Problem:
Every line below is to be copied exactly, with the pictures left out.

Provided information:
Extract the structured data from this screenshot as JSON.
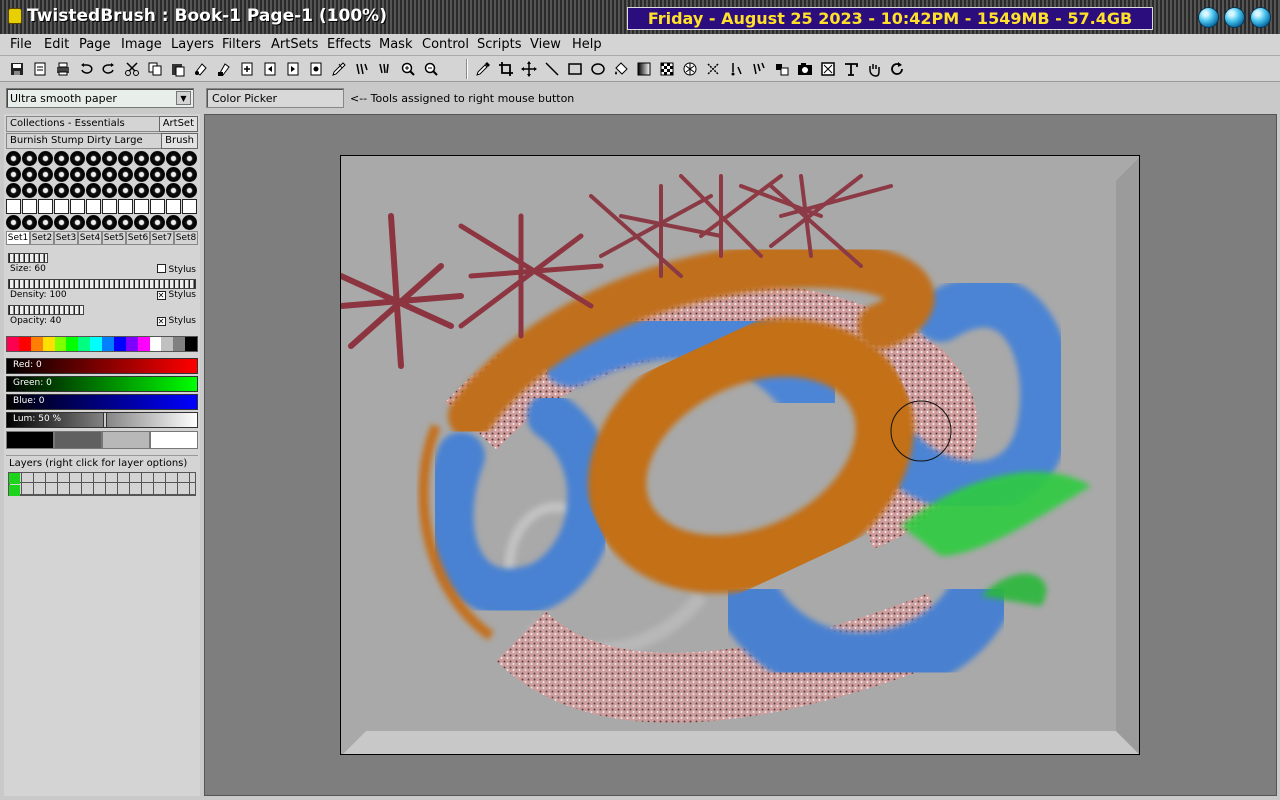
{
  "titlebar": {
    "title": "TwistedBrush : Book-1 Page-1 (100%)",
    "clock": "Friday - August 25 2023 - 10:42PM - 1549MB - 57.4GB"
  },
  "menu": [
    "File",
    "Edit",
    "Page",
    "Image",
    "Layers",
    "Filters",
    "ArtSets",
    "Effects",
    "Mask",
    "Control",
    "Scripts",
    "View",
    "Help"
  ],
  "toolbar": {
    "left_icons": [
      "save-icon",
      "page-icon",
      "print-icon",
      "undo-icon",
      "redo-icon",
      "cut-icon",
      "copy-icon",
      "paste-icon",
      "clone-icon",
      "copy-image-icon",
      "page-new-icon",
      "page-prev-icon",
      "page-next-icon",
      "page-list-icon",
      "brush-edit-icon",
      "script-icon",
      "zoom-in-icon",
      "zoom-out-icon"
    ],
    "right_icons": [
      "color-picker-icon",
      "crop-icon",
      "move-icon",
      "line-icon",
      "rectangle-icon",
      "ellipse-icon",
      "fill-icon",
      "gradient-icon",
      "pattern-icon",
      "texture-icon",
      "selection-icon",
      "mask-paint-icon",
      "brush-select-icon",
      "stamp-icon",
      "image-icon",
      "frame-icon",
      "text-icon",
      "hand-icon",
      "rotate-icon"
    ]
  },
  "paper": {
    "selected": "Ultra smooth paper"
  },
  "right_tool": {
    "name": "Color Picker",
    "hint": "<-- Tools assigned to right mouse button"
  },
  "panel": {
    "collection": "Collections - Essentials",
    "artset_btn": "ArtSet",
    "brush": "Burnish Stump Dirty Large",
    "brush_btn": "Brush",
    "set_tabs": [
      "Set1",
      "Set2",
      "Set3",
      "Set4",
      "Set5",
      "Set6",
      "Set7",
      "Set8"
    ],
    "size_label": "Size: 60",
    "density_label": "Density: 100",
    "opacity_label": "Opacity: 40",
    "stylus": "Stylus",
    "red_label": "Red: 0",
    "green_label": "Green: 0",
    "blue_label": "Blue: 0",
    "lum_label": "Lum: 50 %",
    "layers_label": "Layers (right click for layer options)"
  },
  "palette_colors": [
    "#ff0050",
    "#ff0000",
    "#ff8000",
    "#ffe000",
    "#80ff00",
    "#00ff00",
    "#00ff80",
    "#00ffff",
    "#0080ff",
    "#0000ff",
    "#8000ff",
    "#ff00ff",
    "#ffffff",
    "#c0c0c0",
    "#808080",
    "#000000"
  ],
  "gray_swatches": [
    "#000000",
    "#606060",
    "#b8b8b8",
    "#ffffff"
  ]
}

Full output:
Extract the structured data from this screenshot as JSON.
{
  "titlebar": {
    "title": "TwistedBrush : Book-1 Page-1 (100%)",
    "clock": "Friday - August 25 2023 - 10:42PM - 1549MB - 57.4GB"
  },
  "menu": [
    "File",
    "Edit",
    "Page",
    "Image",
    "Layers",
    "Filters",
    "ArtSets",
    "Effects",
    "Mask",
    "Control",
    "Scripts",
    "View",
    "Help"
  ],
  "toolbar": {
    "left_icons": [
      "save-icon",
      "page-icon",
      "print-icon",
      "undo-icon",
      "redo-icon",
      "cut-icon",
      "copy-icon",
      "paste-icon",
      "clone-icon",
      "copy-image-icon",
      "page-new-icon",
      "page-prev-icon",
      "page-next-icon",
      "page-list-icon",
      "brush-edit-icon",
      "script-icon",
      "zoom-in-icon",
      "zoom-out-icon"
    ],
    "right_icons": [
      "color-picker-icon",
      "crop-icon",
      "move-icon",
      "line-icon",
      "rectangle-icon",
      "ellipse-icon",
      "fill-icon",
      "gradient-icon",
      "pattern-icon",
      "texture-icon",
      "selection-icon",
      "mask-paint-icon",
      "brush-select-icon",
      "stamp-icon",
      "image-icon",
      "frame-icon",
      "text-icon",
      "hand-icon",
      "rotate-icon"
    ]
  },
  "paper": {
    "selected": "Ultra smooth paper"
  },
  "right_tool": {
    "name": "Color Picker",
    "hint": "<-- Tools assigned to right mouse button"
  },
  "panel": {
    "collection": "Collections - Essentials",
    "artset_btn": "ArtSet",
    "brush": "Burnish Stump Dirty Large",
    "brush_btn": "Brush",
    "set_tabs": [
      "Set1",
      "Set2",
      "Set3",
      "Set4",
      "Set5",
      "Set6",
      "Set7",
      "Set8"
    ],
    "size_label": "Size: 60",
    "density_label": "Density: 100",
    "opacity_label": "Opacity: 40",
    "stylus": "Stylus",
    "red_label": "Red: 0",
    "green_label": "Green: 0",
    "blue_label": "Blue: 0",
    "lum_label": "Lum: 50 %",
    "layers_label": "Layers (right click for layer options)"
  },
  "palette_colors": [
    "#ff0050",
    "#ff0000",
    "#ff8000",
    "#ffe000",
    "#80ff00",
    "#00ff00",
    "#00ff80",
    "#00ffff",
    "#0080ff",
    "#0000ff",
    "#8000ff",
    "#ff00ff",
    "#ffffff",
    "#c0c0c0",
    "#808080",
    "#000000"
  ],
  "gray_swatches": [
    "#000000",
    "#606060",
    "#b8b8b8",
    "#ffffff"
  ]
}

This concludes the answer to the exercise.